What you have to do –
Extract all lines that hold the string "Cerro".

[Saved entries]
╭──

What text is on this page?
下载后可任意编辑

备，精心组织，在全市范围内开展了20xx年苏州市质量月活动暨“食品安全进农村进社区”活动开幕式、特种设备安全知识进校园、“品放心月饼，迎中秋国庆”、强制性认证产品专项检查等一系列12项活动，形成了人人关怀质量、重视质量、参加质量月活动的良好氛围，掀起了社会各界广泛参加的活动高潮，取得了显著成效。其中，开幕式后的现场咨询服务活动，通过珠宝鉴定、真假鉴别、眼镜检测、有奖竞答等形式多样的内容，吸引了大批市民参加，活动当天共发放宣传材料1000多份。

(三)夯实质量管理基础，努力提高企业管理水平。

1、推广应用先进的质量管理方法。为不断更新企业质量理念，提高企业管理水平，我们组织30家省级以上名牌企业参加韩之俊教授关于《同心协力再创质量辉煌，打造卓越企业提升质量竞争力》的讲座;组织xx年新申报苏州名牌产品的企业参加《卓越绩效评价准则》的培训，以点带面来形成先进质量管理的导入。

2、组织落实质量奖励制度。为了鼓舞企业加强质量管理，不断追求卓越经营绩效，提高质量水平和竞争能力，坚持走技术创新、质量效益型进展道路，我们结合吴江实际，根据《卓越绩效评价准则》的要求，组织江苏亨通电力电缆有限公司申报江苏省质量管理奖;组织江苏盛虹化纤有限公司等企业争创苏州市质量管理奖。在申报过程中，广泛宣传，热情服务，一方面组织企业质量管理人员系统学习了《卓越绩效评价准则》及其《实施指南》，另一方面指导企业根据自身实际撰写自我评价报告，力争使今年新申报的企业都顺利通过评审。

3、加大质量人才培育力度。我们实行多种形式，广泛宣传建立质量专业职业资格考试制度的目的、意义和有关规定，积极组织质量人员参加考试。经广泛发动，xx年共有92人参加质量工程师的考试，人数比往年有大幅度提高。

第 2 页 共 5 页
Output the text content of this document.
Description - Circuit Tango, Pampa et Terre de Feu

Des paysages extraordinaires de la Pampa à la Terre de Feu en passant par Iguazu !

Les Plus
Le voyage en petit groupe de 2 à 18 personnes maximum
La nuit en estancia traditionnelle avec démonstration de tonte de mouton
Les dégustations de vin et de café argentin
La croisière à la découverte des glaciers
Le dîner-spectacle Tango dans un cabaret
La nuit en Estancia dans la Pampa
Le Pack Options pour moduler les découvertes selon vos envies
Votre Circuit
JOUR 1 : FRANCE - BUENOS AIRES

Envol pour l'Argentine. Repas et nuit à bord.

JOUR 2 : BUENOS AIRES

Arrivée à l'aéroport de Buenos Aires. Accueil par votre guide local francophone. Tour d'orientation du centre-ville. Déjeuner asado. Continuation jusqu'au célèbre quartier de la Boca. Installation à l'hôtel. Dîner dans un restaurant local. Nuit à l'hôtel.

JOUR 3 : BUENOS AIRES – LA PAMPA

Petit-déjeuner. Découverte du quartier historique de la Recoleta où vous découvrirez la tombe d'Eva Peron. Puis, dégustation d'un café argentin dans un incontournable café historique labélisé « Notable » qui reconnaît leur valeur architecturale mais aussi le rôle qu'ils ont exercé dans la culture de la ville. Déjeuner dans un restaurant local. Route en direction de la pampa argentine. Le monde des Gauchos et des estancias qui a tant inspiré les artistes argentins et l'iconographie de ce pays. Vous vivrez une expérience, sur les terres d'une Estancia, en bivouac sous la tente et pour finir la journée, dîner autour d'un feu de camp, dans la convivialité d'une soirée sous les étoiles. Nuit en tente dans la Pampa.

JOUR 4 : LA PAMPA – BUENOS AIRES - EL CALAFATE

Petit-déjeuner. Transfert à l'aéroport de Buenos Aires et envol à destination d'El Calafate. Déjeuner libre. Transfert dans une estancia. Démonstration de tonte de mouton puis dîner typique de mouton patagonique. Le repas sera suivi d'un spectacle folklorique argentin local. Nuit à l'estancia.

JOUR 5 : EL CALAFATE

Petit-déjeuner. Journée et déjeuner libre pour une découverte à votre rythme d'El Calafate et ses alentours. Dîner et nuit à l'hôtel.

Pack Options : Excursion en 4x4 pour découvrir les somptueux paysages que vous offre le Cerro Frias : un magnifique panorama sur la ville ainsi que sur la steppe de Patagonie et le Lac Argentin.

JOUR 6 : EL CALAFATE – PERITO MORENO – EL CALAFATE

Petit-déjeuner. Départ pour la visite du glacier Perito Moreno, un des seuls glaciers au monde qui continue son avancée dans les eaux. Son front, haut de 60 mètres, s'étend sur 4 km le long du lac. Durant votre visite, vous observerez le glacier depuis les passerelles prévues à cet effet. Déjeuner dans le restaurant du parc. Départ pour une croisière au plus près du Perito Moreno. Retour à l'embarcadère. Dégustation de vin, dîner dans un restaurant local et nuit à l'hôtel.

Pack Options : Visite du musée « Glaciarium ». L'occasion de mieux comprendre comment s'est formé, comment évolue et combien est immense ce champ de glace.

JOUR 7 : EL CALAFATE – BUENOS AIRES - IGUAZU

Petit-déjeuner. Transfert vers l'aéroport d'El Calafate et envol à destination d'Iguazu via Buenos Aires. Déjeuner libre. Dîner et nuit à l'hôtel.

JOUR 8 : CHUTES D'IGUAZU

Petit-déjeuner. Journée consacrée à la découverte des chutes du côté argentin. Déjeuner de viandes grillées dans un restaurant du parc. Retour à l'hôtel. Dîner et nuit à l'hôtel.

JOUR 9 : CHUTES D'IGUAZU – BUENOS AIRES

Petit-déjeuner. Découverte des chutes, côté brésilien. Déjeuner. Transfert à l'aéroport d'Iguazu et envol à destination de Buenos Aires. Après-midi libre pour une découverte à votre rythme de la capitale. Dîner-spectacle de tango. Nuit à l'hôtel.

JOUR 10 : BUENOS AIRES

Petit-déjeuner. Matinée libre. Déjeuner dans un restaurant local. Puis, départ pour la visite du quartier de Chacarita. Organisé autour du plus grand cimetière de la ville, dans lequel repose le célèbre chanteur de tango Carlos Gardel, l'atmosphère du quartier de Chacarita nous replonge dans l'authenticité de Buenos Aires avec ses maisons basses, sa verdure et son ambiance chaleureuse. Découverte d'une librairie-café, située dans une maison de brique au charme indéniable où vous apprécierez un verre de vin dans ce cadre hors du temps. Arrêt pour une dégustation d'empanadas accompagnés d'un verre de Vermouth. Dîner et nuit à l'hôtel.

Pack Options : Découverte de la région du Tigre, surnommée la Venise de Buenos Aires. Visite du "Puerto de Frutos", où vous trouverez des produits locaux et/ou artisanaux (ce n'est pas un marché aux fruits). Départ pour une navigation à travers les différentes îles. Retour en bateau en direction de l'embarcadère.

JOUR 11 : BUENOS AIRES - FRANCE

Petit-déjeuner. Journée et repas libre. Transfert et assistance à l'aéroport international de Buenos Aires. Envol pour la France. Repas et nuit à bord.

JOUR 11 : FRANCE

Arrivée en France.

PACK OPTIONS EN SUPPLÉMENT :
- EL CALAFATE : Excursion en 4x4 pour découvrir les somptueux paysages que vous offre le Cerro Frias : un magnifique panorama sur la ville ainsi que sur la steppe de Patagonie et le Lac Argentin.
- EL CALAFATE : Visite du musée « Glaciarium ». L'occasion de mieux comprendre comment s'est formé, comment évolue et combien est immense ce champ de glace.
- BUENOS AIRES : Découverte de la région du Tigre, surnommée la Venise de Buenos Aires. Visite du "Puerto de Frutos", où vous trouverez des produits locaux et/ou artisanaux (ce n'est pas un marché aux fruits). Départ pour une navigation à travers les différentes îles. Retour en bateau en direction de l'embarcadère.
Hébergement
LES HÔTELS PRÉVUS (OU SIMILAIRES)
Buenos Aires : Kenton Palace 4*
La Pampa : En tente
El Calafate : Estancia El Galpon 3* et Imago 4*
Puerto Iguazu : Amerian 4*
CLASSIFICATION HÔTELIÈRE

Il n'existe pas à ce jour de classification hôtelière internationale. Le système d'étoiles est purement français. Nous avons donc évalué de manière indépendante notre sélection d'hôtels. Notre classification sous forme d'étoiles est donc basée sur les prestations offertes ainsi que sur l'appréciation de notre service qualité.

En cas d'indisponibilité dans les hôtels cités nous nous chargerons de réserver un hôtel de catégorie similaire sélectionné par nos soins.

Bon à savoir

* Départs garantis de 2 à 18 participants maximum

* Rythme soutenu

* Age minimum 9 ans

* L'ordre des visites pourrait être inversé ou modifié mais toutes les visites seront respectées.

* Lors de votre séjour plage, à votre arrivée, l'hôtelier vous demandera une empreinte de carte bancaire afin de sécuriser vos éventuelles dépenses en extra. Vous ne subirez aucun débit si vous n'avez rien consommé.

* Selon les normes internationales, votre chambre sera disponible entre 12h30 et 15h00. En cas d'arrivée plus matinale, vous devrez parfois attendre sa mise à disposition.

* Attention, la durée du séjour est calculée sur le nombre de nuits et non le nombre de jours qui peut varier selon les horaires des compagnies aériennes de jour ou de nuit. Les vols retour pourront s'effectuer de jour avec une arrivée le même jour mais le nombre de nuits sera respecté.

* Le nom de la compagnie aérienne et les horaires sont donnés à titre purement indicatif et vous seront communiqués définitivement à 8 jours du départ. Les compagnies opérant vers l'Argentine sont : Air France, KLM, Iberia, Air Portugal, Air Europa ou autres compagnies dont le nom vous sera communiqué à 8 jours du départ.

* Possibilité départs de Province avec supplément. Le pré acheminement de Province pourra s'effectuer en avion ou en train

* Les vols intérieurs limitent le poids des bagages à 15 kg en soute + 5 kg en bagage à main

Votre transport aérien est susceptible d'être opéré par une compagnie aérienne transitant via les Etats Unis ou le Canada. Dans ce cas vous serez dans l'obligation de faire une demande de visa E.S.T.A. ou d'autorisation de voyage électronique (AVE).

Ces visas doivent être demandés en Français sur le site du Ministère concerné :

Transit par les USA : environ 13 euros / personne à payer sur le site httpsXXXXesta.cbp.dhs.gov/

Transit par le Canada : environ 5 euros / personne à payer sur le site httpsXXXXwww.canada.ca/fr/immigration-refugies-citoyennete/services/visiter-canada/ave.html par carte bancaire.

╰──

Problem solution –
Pack Options : Excursion en 4x4 pour découvrir les somptueux paysages que vous offre le Cerro Frias : un magnifique panorama sur la ville ainsi que sur la steppe de Patagonie et le Lac Argentin.
- EL CALAFATE : Excursion en 4x4 pour découvrir les somptueux paysages que vous offre le Cerro Frias : un magnifique panorama sur la ville ainsi que sur la steppe de Patagonie et le Lac Argentin.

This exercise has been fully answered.